Exercise description.
Will you reproduce, word for word, the stretch of the entries from the very start through the line that contains "caption-a: (a) bbox=[220, 338, 247, 360]", including that line? Output those lines and nothing else.

Entries.
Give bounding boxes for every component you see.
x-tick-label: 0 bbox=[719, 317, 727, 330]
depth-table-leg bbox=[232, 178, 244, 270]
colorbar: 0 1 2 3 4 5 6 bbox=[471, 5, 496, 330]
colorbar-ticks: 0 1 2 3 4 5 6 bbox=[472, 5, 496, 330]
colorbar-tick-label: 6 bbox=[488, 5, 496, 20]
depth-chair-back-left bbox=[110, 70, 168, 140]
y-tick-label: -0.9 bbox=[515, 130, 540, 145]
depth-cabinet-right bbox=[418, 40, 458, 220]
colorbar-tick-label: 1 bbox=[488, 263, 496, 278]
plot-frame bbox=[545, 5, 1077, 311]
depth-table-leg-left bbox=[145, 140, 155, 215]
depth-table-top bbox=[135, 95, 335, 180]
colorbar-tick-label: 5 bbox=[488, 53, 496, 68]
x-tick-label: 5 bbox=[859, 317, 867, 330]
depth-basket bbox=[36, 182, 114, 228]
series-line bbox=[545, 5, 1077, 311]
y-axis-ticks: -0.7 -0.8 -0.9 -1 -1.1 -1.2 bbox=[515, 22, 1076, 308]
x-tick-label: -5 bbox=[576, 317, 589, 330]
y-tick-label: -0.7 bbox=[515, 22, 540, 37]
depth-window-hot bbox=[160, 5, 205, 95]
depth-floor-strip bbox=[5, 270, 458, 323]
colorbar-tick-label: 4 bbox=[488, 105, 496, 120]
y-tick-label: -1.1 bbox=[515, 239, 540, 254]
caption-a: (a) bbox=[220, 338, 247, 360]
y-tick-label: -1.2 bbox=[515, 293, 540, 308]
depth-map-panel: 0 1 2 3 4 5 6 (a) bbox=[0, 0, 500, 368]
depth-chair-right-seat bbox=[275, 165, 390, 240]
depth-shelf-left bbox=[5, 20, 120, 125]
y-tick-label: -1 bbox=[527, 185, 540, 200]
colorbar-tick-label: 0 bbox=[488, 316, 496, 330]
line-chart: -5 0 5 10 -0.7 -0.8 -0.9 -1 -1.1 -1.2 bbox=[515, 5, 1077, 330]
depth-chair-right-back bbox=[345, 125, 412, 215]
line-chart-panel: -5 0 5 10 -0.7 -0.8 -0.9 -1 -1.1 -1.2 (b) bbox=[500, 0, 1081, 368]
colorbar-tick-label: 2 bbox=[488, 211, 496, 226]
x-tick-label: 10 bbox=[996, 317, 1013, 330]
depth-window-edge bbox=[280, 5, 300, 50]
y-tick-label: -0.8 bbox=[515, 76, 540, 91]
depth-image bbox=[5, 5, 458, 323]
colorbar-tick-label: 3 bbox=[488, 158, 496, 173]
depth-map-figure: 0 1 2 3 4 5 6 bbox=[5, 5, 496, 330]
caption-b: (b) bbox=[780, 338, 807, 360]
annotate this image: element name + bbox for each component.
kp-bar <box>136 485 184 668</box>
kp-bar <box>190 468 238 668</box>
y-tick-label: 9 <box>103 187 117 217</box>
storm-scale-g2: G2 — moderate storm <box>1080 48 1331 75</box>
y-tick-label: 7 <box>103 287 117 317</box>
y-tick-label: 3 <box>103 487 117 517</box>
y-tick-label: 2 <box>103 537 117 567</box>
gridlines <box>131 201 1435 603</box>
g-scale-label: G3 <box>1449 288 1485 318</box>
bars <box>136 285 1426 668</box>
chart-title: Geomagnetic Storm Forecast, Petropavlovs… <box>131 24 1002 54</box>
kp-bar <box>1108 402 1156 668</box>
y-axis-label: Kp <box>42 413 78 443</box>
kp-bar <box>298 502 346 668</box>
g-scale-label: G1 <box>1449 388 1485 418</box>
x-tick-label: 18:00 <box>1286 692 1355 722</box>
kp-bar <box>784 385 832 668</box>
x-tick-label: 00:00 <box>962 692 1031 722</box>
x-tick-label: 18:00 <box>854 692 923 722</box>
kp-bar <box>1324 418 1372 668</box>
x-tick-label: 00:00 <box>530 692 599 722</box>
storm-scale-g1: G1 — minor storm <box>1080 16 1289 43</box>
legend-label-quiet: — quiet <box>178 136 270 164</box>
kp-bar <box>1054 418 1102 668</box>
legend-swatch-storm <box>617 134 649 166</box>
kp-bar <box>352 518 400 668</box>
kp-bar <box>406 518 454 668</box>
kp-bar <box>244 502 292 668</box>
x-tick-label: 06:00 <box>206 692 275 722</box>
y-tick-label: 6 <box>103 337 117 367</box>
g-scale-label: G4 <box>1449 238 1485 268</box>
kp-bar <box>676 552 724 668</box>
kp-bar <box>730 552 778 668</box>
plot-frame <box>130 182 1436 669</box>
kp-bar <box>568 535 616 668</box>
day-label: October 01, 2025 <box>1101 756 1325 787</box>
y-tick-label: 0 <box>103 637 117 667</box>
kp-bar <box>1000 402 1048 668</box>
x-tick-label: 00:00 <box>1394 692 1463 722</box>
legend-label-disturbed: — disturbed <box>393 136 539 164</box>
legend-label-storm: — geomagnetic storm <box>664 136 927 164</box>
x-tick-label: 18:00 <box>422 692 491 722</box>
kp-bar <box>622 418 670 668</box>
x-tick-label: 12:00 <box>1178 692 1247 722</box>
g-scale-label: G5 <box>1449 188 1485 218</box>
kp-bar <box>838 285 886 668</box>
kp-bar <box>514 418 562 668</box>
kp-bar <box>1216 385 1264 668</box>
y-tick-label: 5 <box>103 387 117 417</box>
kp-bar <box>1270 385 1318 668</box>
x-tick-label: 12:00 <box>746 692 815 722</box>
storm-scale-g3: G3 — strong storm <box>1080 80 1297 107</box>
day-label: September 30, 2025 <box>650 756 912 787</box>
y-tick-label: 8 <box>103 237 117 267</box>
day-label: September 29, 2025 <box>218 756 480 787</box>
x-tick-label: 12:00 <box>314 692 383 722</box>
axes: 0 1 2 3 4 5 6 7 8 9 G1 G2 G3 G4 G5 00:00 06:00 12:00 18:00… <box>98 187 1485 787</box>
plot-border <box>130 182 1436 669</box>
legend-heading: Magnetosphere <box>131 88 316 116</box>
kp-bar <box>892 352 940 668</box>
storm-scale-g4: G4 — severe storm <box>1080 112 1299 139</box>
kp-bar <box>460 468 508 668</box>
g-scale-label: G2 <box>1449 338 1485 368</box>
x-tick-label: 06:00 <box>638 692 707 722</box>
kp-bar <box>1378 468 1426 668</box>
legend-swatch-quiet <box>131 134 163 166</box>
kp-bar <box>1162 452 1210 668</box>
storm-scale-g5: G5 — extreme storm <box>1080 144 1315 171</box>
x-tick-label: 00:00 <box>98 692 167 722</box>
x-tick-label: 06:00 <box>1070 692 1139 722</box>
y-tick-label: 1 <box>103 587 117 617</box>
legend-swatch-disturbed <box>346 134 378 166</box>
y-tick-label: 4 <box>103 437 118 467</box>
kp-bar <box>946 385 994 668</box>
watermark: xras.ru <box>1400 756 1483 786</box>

The reply.
Give bounding boxes for every component you see.
x-tick-label: 0 bbox=[719, 317, 727, 330]
depth-table-leg bbox=[232, 178, 244, 270]
colorbar: 0 1 2 3 4 5 6 bbox=[471, 5, 496, 330]
colorbar-ticks: 0 1 2 3 4 5 6 bbox=[472, 5, 496, 330]
colorbar-tick-label: 6 bbox=[488, 5, 496, 20]
depth-chair-back-left bbox=[110, 70, 168, 140]
y-tick-label: -0.9 bbox=[515, 130, 540, 145]
depth-cabinet-right bbox=[418, 40, 458, 220]
colorbar-tick-label: 1 bbox=[488, 263, 496, 278]
plot-frame bbox=[545, 5, 1077, 311]
depth-table-leg-left bbox=[145, 140, 155, 215]
depth-table-top bbox=[135, 95, 335, 180]
colorbar-tick-label: 5 bbox=[488, 53, 496, 68]
x-tick-label: 5 bbox=[859, 317, 867, 330]
depth-basket bbox=[36, 182, 114, 228]
series-line bbox=[545, 5, 1077, 311]
y-axis-ticks: -0.7 -0.8 -0.9 -1 -1.1 -1.2 bbox=[515, 22, 1076, 308]
x-tick-label: -5 bbox=[576, 317, 589, 330]
y-tick-label: -0.7 bbox=[515, 22, 540, 37]
depth-window-hot bbox=[160, 5, 205, 95]
depth-floor-strip bbox=[5, 270, 458, 323]
colorbar-tick-label: 4 bbox=[488, 105, 496, 120]
y-tick-label: -1.1 bbox=[515, 239, 540, 254]
caption-a: (a) bbox=[220, 338, 247, 360]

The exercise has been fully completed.